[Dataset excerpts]
————————

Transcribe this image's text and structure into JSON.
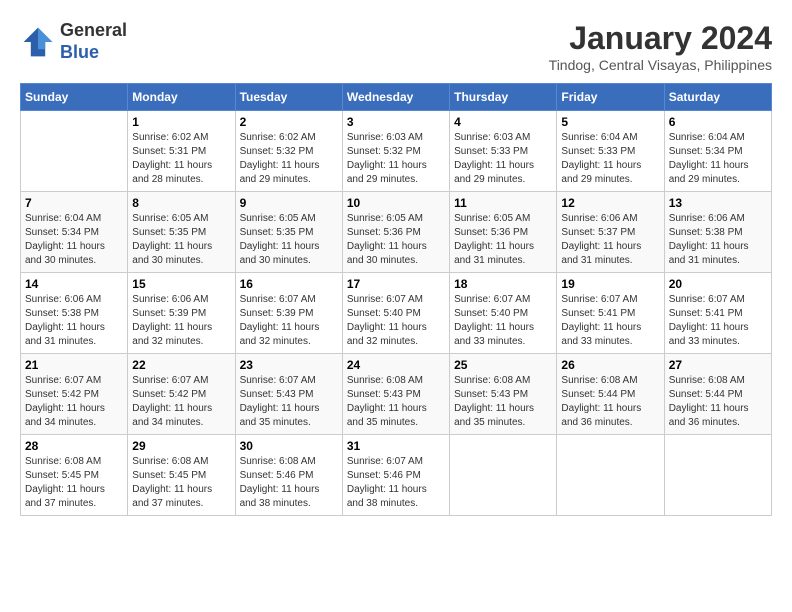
{
  "header": {
    "logo_line1": "General",
    "logo_line2": "Blue",
    "month": "January 2024",
    "location": "Tindog, Central Visayas, Philippines"
  },
  "days_of_week": [
    "Sunday",
    "Monday",
    "Tuesday",
    "Wednesday",
    "Thursday",
    "Friday",
    "Saturday"
  ],
  "weeks": [
    [
      {
        "day": "",
        "sunrise": "",
        "sunset": "",
        "daylight": ""
      },
      {
        "day": "1",
        "sunrise": "6:02 AM",
        "sunset": "5:31 PM",
        "daylight": "11 hours and 28 minutes."
      },
      {
        "day": "2",
        "sunrise": "6:02 AM",
        "sunset": "5:32 PM",
        "daylight": "11 hours and 29 minutes."
      },
      {
        "day": "3",
        "sunrise": "6:03 AM",
        "sunset": "5:32 PM",
        "daylight": "11 hours and 29 minutes."
      },
      {
        "day": "4",
        "sunrise": "6:03 AM",
        "sunset": "5:33 PM",
        "daylight": "11 hours and 29 minutes."
      },
      {
        "day": "5",
        "sunrise": "6:04 AM",
        "sunset": "5:33 PM",
        "daylight": "11 hours and 29 minutes."
      },
      {
        "day": "6",
        "sunrise": "6:04 AM",
        "sunset": "5:34 PM",
        "daylight": "11 hours and 29 minutes."
      }
    ],
    [
      {
        "day": "7",
        "sunrise": "6:04 AM",
        "sunset": "5:34 PM",
        "daylight": "11 hours and 30 minutes."
      },
      {
        "day": "8",
        "sunrise": "6:05 AM",
        "sunset": "5:35 PM",
        "daylight": "11 hours and 30 minutes."
      },
      {
        "day": "9",
        "sunrise": "6:05 AM",
        "sunset": "5:35 PM",
        "daylight": "11 hours and 30 minutes."
      },
      {
        "day": "10",
        "sunrise": "6:05 AM",
        "sunset": "5:36 PM",
        "daylight": "11 hours and 30 minutes."
      },
      {
        "day": "11",
        "sunrise": "6:05 AM",
        "sunset": "5:36 PM",
        "daylight": "11 hours and 31 minutes."
      },
      {
        "day": "12",
        "sunrise": "6:06 AM",
        "sunset": "5:37 PM",
        "daylight": "11 hours and 31 minutes."
      },
      {
        "day": "13",
        "sunrise": "6:06 AM",
        "sunset": "5:38 PM",
        "daylight": "11 hours and 31 minutes."
      }
    ],
    [
      {
        "day": "14",
        "sunrise": "6:06 AM",
        "sunset": "5:38 PM",
        "daylight": "11 hours and 31 minutes."
      },
      {
        "day": "15",
        "sunrise": "6:06 AM",
        "sunset": "5:39 PM",
        "daylight": "11 hours and 32 minutes."
      },
      {
        "day": "16",
        "sunrise": "6:07 AM",
        "sunset": "5:39 PM",
        "daylight": "11 hours and 32 minutes."
      },
      {
        "day": "17",
        "sunrise": "6:07 AM",
        "sunset": "5:40 PM",
        "daylight": "11 hours and 32 minutes."
      },
      {
        "day": "18",
        "sunrise": "6:07 AM",
        "sunset": "5:40 PM",
        "daylight": "11 hours and 33 minutes."
      },
      {
        "day": "19",
        "sunrise": "6:07 AM",
        "sunset": "5:41 PM",
        "daylight": "11 hours and 33 minutes."
      },
      {
        "day": "20",
        "sunrise": "6:07 AM",
        "sunset": "5:41 PM",
        "daylight": "11 hours and 33 minutes."
      }
    ],
    [
      {
        "day": "21",
        "sunrise": "6:07 AM",
        "sunset": "5:42 PM",
        "daylight": "11 hours and 34 minutes."
      },
      {
        "day": "22",
        "sunrise": "6:07 AM",
        "sunset": "5:42 PM",
        "daylight": "11 hours and 34 minutes."
      },
      {
        "day": "23",
        "sunrise": "6:07 AM",
        "sunset": "5:43 PM",
        "daylight": "11 hours and 35 minutes."
      },
      {
        "day": "24",
        "sunrise": "6:08 AM",
        "sunset": "5:43 PM",
        "daylight": "11 hours and 35 minutes."
      },
      {
        "day": "25",
        "sunrise": "6:08 AM",
        "sunset": "5:43 PM",
        "daylight": "11 hours and 35 minutes."
      },
      {
        "day": "26",
        "sunrise": "6:08 AM",
        "sunset": "5:44 PM",
        "daylight": "11 hours and 36 minutes."
      },
      {
        "day": "27",
        "sunrise": "6:08 AM",
        "sunset": "5:44 PM",
        "daylight": "11 hours and 36 minutes."
      }
    ],
    [
      {
        "day": "28",
        "sunrise": "6:08 AM",
        "sunset": "5:45 PM",
        "daylight": "11 hours and 37 minutes."
      },
      {
        "day": "29",
        "sunrise": "6:08 AM",
        "sunset": "5:45 PM",
        "daylight": "11 hours and 37 minutes."
      },
      {
        "day": "30",
        "sunrise": "6:08 AM",
        "sunset": "5:46 PM",
        "daylight": "11 hours and 38 minutes."
      },
      {
        "day": "31",
        "sunrise": "6:07 AM",
        "sunset": "5:46 PM",
        "daylight": "11 hours and 38 minutes."
      },
      {
        "day": "",
        "sunrise": "",
        "sunset": "",
        "daylight": ""
      },
      {
        "day": "",
        "sunrise": "",
        "sunset": "",
        "daylight": ""
      },
      {
        "day": "",
        "sunrise": "",
        "sunset": "",
        "daylight": ""
      }
    ]
  ]
}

————————

**TASK BRIEF**: Leave every image out, and retype the material exactly.

**WORKED SOLUTION**:
Transcribe this image's text and structure into JSON.
{
  "header": {
    "logo_line1": "General",
    "logo_line2": "Blue",
    "month": "January 2024",
    "location": "Tindog, Central Visayas, Philippines"
  },
  "days_of_week": [
    "Sunday",
    "Monday",
    "Tuesday",
    "Wednesday",
    "Thursday",
    "Friday",
    "Saturday"
  ],
  "weeks": [
    [
      {
        "day": "",
        "sunrise": "",
        "sunset": "",
        "daylight": ""
      },
      {
        "day": "1",
        "sunrise": "6:02 AM",
        "sunset": "5:31 PM",
        "daylight": "11 hours and 28 minutes."
      },
      {
        "day": "2",
        "sunrise": "6:02 AM",
        "sunset": "5:32 PM",
        "daylight": "11 hours and 29 minutes."
      },
      {
        "day": "3",
        "sunrise": "6:03 AM",
        "sunset": "5:32 PM",
        "daylight": "11 hours and 29 minutes."
      },
      {
        "day": "4",
        "sunrise": "6:03 AM",
        "sunset": "5:33 PM",
        "daylight": "11 hours and 29 minutes."
      },
      {
        "day": "5",
        "sunrise": "6:04 AM",
        "sunset": "5:33 PM",
        "daylight": "11 hours and 29 minutes."
      },
      {
        "day": "6",
        "sunrise": "6:04 AM",
        "sunset": "5:34 PM",
        "daylight": "11 hours and 29 minutes."
      }
    ],
    [
      {
        "day": "7",
        "sunrise": "6:04 AM",
        "sunset": "5:34 PM",
        "daylight": "11 hours and 30 minutes."
      },
      {
        "day": "8",
        "sunrise": "6:05 AM",
        "sunset": "5:35 PM",
        "daylight": "11 hours and 30 minutes."
      },
      {
        "day": "9",
        "sunrise": "6:05 AM",
        "sunset": "5:35 PM",
        "daylight": "11 hours and 30 minutes."
      },
      {
        "day": "10",
        "sunrise": "6:05 AM",
        "sunset": "5:36 PM",
        "daylight": "11 hours and 30 minutes."
      },
      {
        "day": "11",
        "sunrise": "6:05 AM",
        "sunset": "5:36 PM",
        "daylight": "11 hours and 31 minutes."
      },
      {
        "day": "12",
        "sunrise": "6:06 AM",
        "sunset": "5:37 PM",
        "daylight": "11 hours and 31 minutes."
      },
      {
        "day": "13",
        "sunrise": "6:06 AM",
        "sunset": "5:38 PM",
        "daylight": "11 hours and 31 minutes."
      }
    ],
    [
      {
        "day": "14",
        "sunrise": "6:06 AM",
        "sunset": "5:38 PM",
        "daylight": "11 hours and 31 minutes."
      },
      {
        "day": "15",
        "sunrise": "6:06 AM",
        "sunset": "5:39 PM",
        "daylight": "11 hours and 32 minutes."
      },
      {
        "day": "16",
        "sunrise": "6:07 AM",
        "sunset": "5:39 PM",
        "daylight": "11 hours and 32 minutes."
      },
      {
        "day": "17",
        "sunrise": "6:07 AM",
        "sunset": "5:40 PM",
        "daylight": "11 hours and 32 minutes."
      },
      {
        "day": "18",
        "sunrise": "6:07 AM",
        "sunset": "5:40 PM",
        "daylight": "11 hours and 33 minutes."
      },
      {
        "day": "19",
        "sunrise": "6:07 AM",
        "sunset": "5:41 PM",
        "daylight": "11 hours and 33 minutes."
      },
      {
        "day": "20",
        "sunrise": "6:07 AM",
        "sunset": "5:41 PM",
        "daylight": "11 hours and 33 minutes."
      }
    ],
    [
      {
        "day": "21",
        "sunrise": "6:07 AM",
        "sunset": "5:42 PM",
        "daylight": "11 hours and 34 minutes."
      },
      {
        "day": "22",
        "sunrise": "6:07 AM",
        "sunset": "5:42 PM",
        "daylight": "11 hours and 34 minutes."
      },
      {
        "day": "23",
        "sunrise": "6:07 AM",
        "sunset": "5:43 PM",
        "daylight": "11 hours and 35 minutes."
      },
      {
        "day": "24",
        "sunrise": "6:08 AM",
        "sunset": "5:43 PM",
        "daylight": "11 hours and 35 minutes."
      },
      {
        "day": "25",
        "sunrise": "6:08 AM",
        "sunset": "5:43 PM",
        "daylight": "11 hours and 35 minutes."
      },
      {
        "day": "26",
        "sunrise": "6:08 AM",
        "sunset": "5:44 PM",
        "daylight": "11 hours and 36 minutes."
      },
      {
        "day": "27",
        "sunrise": "6:08 AM",
        "sunset": "5:44 PM",
        "daylight": "11 hours and 36 minutes."
      }
    ],
    [
      {
        "day": "28",
        "sunrise": "6:08 AM",
        "sunset": "5:45 PM",
        "daylight": "11 hours and 37 minutes."
      },
      {
        "day": "29",
        "sunrise": "6:08 AM",
        "sunset": "5:45 PM",
        "daylight": "11 hours and 37 minutes."
      },
      {
        "day": "30",
        "sunrise": "6:08 AM",
        "sunset": "5:46 PM",
        "daylight": "11 hours and 38 minutes."
      },
      {
        "day": "31",
        "sunrise": "6:07 AM",
        "sunset": "5:46 PM",
        "daylight": "11 hours and 38 minutes."
      },
      {
        "day": "",
        "sunrise": "",
        "sunset": "",
        "daylight": ""
      },
      {
        "day": "",
        "sunrise": "",
        "sunset": "",
        "daylight": ""
      },
      {
        "day": "",
        "sunrise": "",
        "sunset": "",
        "daylight": ""
      }
    ]
  ]
}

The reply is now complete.